(Stored records)
** begin **

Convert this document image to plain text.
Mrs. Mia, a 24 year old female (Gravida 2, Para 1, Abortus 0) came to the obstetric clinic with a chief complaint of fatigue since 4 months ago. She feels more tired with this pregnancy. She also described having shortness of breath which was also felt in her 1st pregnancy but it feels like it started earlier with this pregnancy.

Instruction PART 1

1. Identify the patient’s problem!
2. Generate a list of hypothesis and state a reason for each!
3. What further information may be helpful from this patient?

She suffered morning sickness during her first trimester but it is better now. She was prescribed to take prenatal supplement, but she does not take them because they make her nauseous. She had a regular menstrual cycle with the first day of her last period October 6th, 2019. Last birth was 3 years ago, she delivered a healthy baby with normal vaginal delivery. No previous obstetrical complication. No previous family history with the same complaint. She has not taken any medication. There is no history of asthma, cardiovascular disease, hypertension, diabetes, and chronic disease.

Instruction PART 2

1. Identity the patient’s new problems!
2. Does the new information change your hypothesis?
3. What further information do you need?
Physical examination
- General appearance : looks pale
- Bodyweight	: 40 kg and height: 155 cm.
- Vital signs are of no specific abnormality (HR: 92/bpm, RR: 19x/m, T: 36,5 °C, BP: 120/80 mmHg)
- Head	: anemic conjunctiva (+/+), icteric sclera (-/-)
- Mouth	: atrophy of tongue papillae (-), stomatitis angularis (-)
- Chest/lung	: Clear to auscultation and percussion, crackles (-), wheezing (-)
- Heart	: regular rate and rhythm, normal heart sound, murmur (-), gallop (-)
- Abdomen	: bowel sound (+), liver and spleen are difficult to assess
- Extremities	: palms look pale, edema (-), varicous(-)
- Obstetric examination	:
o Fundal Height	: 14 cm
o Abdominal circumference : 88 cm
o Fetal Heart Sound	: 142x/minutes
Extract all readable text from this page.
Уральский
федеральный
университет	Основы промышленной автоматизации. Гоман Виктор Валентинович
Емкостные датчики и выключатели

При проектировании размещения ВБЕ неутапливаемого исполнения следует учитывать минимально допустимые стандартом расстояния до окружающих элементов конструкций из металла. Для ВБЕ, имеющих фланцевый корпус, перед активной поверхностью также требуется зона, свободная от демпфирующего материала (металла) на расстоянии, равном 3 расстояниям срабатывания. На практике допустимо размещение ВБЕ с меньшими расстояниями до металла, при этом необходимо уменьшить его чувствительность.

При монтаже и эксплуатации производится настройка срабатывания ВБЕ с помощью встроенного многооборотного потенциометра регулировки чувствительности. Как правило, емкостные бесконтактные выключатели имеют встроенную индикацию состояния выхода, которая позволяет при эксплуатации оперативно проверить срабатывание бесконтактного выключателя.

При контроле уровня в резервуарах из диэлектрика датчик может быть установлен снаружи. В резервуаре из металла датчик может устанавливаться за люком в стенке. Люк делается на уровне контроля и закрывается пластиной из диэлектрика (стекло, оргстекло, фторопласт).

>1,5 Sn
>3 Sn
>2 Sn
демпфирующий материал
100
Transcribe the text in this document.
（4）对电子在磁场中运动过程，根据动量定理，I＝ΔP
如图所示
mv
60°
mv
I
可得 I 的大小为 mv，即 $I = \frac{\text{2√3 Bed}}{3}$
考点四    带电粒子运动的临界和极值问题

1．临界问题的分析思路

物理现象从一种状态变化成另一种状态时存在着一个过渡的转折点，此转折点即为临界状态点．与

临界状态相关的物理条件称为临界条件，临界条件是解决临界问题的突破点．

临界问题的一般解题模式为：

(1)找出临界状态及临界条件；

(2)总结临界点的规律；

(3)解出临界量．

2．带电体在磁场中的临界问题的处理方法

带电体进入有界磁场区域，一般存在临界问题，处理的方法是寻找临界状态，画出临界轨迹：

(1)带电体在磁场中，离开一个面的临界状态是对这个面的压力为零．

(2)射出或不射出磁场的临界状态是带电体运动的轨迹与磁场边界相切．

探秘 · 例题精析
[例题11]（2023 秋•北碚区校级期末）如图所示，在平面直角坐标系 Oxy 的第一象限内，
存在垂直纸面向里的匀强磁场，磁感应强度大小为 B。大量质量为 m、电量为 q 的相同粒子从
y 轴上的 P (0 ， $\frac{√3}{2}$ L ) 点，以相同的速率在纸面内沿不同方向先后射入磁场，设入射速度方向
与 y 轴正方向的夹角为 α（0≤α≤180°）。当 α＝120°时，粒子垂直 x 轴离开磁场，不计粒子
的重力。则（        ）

** end **

Determine the number of lines in the entries above where the string "PART" appears. Answer with the number alone.

- _Result of the exercise_
2